» YOUR GOAL
Reproduce the listing verbatim, line for line, and omit the pictures.
start
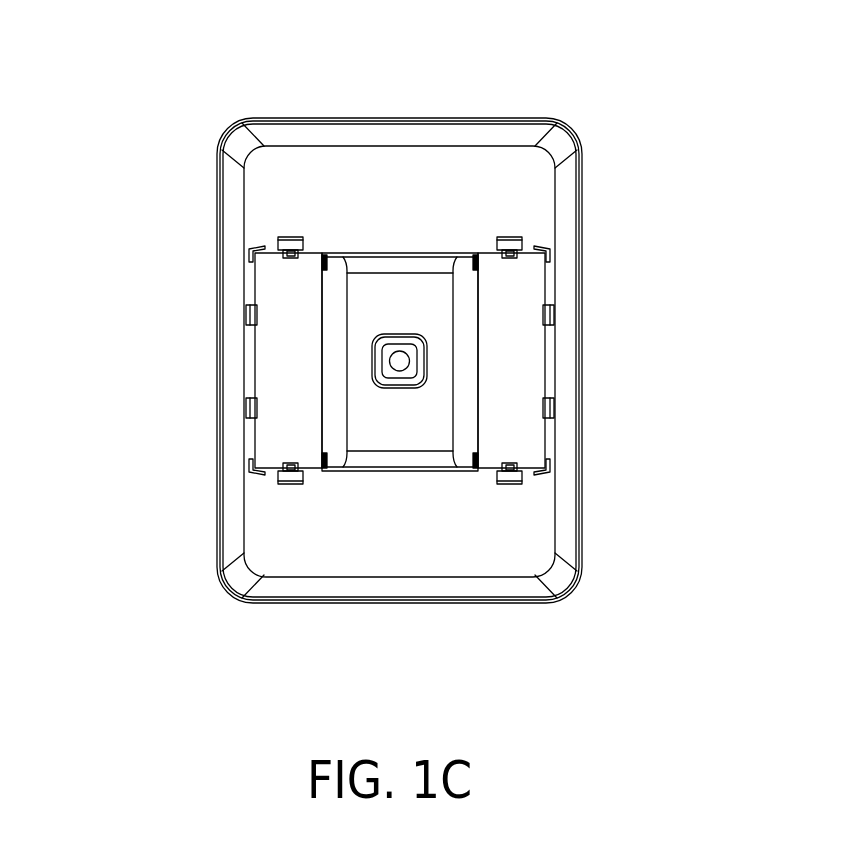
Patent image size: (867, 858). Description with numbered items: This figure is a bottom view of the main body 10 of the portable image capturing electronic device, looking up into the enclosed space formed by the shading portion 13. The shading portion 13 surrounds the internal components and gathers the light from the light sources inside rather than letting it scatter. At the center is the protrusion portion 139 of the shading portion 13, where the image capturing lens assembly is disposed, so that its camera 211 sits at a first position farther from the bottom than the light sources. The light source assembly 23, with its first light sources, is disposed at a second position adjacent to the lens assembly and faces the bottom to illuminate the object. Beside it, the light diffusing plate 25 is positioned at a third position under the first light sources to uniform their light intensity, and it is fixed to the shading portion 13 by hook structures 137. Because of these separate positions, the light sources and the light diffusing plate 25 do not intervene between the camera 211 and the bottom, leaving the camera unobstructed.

The main body 10 is at (150, 111).
The shading portion 13 is at (216, 193).
The light source assembly 23 is at (337, 278).
The light diffusing plate 25 is at (300, 450).
The hook structure 137 is at (513, 483).
The protrusion portion 139 is at (390, 296).
The camera 211 is at (413, 358).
end
» RESPONSE TO THIS EXERCISE
Patent image size: (867, 858). Description with numbered items: This figure is a bottom view of the main body 10 of the portable image capturing electronic device, looking up into the enclosed space formed by the shading portion 13. The shading portion 13 surrounds the internal components and gathers the light from the light sources inside rather than letting it scatter. At the center is the protrusion portion 139 of the shading portion 13, where the image capturing lens assembly is disposed, so that its camera 211 sits at a first position farther from the bottom than the light sources. The light source assembly 23, with its first light sources, is disposed at a second position adjacent to the lens assembly and faces the bottom to illuminate the object. Beside it, the light diffusing plate 25 is positioned at a third position under the first light sources to uniform their light intensity, and it is fixed to the shading portion 13 by hook structures 137. Because of these separate positions, the light sources and the light diffusing plate 25 do not intervene between the camera 211 and the bottom, leaving the camera unobstructed.

The main body 10 is at (150, 111).
The shading portion 13 is at (216, 193).
The light source assembly 23 is at (337, 278).
The light diffusing plate 25 is at (300, 450).
The hook structure 137 is at (513, 483).
The protrusion portion 139 is at (390, 296).
The camera 211 is at (413, 358).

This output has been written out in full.